• [EXERCISE INPUTS]:
+ + + +

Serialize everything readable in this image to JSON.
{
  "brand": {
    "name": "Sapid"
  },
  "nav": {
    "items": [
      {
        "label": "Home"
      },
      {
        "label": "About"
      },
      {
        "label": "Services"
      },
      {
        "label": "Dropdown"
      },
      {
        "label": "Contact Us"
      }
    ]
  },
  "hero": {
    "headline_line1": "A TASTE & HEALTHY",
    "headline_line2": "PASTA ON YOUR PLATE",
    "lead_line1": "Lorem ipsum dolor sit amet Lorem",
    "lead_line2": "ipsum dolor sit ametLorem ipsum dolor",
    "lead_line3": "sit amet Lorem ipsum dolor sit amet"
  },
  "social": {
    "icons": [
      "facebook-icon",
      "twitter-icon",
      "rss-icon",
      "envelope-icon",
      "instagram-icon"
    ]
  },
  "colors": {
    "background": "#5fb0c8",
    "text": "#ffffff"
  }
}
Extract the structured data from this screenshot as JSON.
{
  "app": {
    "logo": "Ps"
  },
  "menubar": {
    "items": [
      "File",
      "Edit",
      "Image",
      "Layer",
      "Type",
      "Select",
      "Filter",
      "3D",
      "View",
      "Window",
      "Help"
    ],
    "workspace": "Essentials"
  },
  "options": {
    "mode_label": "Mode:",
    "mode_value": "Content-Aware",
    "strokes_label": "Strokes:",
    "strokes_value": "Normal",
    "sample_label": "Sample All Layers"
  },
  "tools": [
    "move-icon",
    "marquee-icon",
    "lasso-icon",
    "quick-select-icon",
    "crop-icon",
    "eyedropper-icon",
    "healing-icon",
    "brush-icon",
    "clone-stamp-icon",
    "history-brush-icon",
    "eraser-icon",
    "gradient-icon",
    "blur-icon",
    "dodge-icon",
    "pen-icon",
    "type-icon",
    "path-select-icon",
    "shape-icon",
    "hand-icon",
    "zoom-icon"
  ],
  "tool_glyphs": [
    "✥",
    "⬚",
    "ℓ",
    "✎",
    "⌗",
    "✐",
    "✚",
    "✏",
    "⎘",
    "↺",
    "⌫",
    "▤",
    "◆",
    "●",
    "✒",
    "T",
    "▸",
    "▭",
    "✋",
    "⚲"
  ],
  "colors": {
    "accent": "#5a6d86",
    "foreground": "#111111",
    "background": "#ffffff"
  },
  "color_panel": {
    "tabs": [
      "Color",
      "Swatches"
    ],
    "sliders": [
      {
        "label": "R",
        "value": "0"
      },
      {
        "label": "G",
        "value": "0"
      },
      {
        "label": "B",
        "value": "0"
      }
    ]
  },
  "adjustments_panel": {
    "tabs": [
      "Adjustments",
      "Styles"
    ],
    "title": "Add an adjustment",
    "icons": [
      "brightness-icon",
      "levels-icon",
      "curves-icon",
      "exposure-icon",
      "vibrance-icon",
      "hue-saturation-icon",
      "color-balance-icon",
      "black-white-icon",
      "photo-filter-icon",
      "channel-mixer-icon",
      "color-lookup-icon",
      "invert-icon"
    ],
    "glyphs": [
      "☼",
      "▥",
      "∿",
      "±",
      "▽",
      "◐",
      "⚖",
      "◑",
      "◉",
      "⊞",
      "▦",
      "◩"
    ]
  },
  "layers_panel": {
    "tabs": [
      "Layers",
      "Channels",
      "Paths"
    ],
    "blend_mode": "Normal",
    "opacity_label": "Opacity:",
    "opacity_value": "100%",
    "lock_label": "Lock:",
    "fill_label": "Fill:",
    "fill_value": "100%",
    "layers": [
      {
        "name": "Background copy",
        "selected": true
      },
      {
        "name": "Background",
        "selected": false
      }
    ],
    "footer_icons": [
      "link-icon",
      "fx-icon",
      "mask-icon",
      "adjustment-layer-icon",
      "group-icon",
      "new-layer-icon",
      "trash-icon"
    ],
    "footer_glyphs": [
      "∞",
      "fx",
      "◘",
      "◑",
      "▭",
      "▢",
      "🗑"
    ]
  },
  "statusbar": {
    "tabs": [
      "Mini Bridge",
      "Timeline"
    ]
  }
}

+ + + +

Each of the records should be retyped exactly.

Serialize everything readable in this image to JSON.
{
  "brand": {
    "name": "Sapid"
  },
  "nav": {
    "items": [
      {
        "label": "Home"
      },
      {
        "label": "About"
      },
      {
        "label": "Services"
      },
      {
        "label": "Dropdown"
      },
      {
        "label": "Contact Us"
      }
    ]
  },
  "hero": {
    "headline_line1": "A TASTE & HEALTHY",
    "headline_line2": "PASTA ON YOUR PLATE",
    "lead_line1": "Lorem ipsum dolor sit amet Lorem",
    "lead_line2": "ipsum dolor sit ametLorem ipsum dolor",
    "lead_line3": "sit amet Lorem ipsum dolor sit amet"
  },
  "social": {
    "icons": [
      "facebook-icon",
      "twitter-icon",
      "rss-icon",
      "envelope-icon",
      "instagram-icon"
    ]
  },
  "colors": {
    "background": "#5fb0c8",
    "text": "#ffffff"
  }
}
Extract the structured data from this screenshot as JSON.
{
  "app": {
    "logo": "Ps"
  },
  "menubar": {
    "items": [
      "File",
      "Edit",
      "Image",
      "Layer",
      "Type",
      "Select",
      "Filter",
      "3D",
      "View",
      "Window",
      "Help"
    ],
    "workspace": "Essentials"
  },
  "options": {
    "mode_label": "Mode:",
    "mode_value": "Content-Aware",
    "strokes_label": "Strokes:",
    "strokes_value": "Normal",
    "sample_label": "Sample All Layers"
  },
  "tools": [
    "move-icon",
    "marquee-icon",
    "lasso-icon",
    "quick-select-icon",
    "crop-icon",
    "eyedropper-icon",
    "healing-icon",
    "brush-icon",
    "clone-stamp-icon",
    "history-brush-icon",
    "eraser-icon",
    "gradient-icon",
    "blur-icon",
    "dodge-icon",
    "pen-icon",
    "type-icon",
    "path-select-icon",
    "shape-icon",
    "hand-icon",
    "zoom-icon"
  ],
  "tool_glyphs": [
    "✥",
    "⬚",
    "ℓ",
    "✎",
    "⌗",
    "✐",
    "✚",
    "✏",
    "⎘",
    "↺",
    "⌫",
    "▤",
    "◆",
    "●",
    "✒",
    "T",
    "▸",
    "▭",
    "✋",
    "⚲"
  ],
  "colors": {
    "accent": "#5a6d86",
    "foreground": "#111111",
    "background": "#ffffff"
  },
  "color_panel": {
    "tabs": [
      "Color",
      "Swatches"
    ],
    "sliders": [
      {
        "label": "R",
        "value": "0"
      },
      {
        "label": "G",
        "value": "0"
      },
      {
        "label": "B",
        "value": "0"
      }
    ]
  },
  "adjustments_panel": {
    "tabs": [
      "Adjustments",
      "Styles"
    ],
    "title": "Add an adjustment",
    "icons": [
      "brightness-icon",
      "levels-icon",
      "curves-icon",
      "exposure-icon",
      "vibrance-icon",
      "hue-saturation-icon",
      "color-balance-icon",
      "black-white-icon",
      "photo-filter-icon",
      "channel-mixer-icon",
      "color-lookup-icon",
      "invert-icon"
    ],
    "glyphs": [
      "☼",
      "▥",
      "∿",
      "±",
      "▽",
      "◐",
      "⚖",
      "◑",
      "◉",
      "⊞",
      "▦",
      "◩"
    ]
  },
  "layers_panel": {
    "tabs": [
      "Layers",
      "Channels",
      "Paths"
    ],
    "blend_mode": "Normal",
    "opacity_label": "Opacity:",
    "opacity_value": "100%",
    "lock_label": "Lock:",
    "fill_label": "Fill:",
    "fill_value": "100%",
    "layers": [
      {
        "name": "Background copy",
        "selected": true
      },
      {
        "name": "Background",
        "selected": false
      }
    ],
    "footer_icons": [
      "link-icon",
      "fx-icon",
      "mask-icon",
      "adjustment-layer-icon",
      "group-icon",
      "new-layer-icon",
      "trash-icon"
    ],
    "footer_glyphs": [
      "∞",
      "fx",
      "◘",
      "◑",
      "▭",
      "▢",
      "🗑"
    ]
  },
  "statusbar": {
    "tabs": [
      "Mini Bridge",
      "Timeline"
    ]
  }
}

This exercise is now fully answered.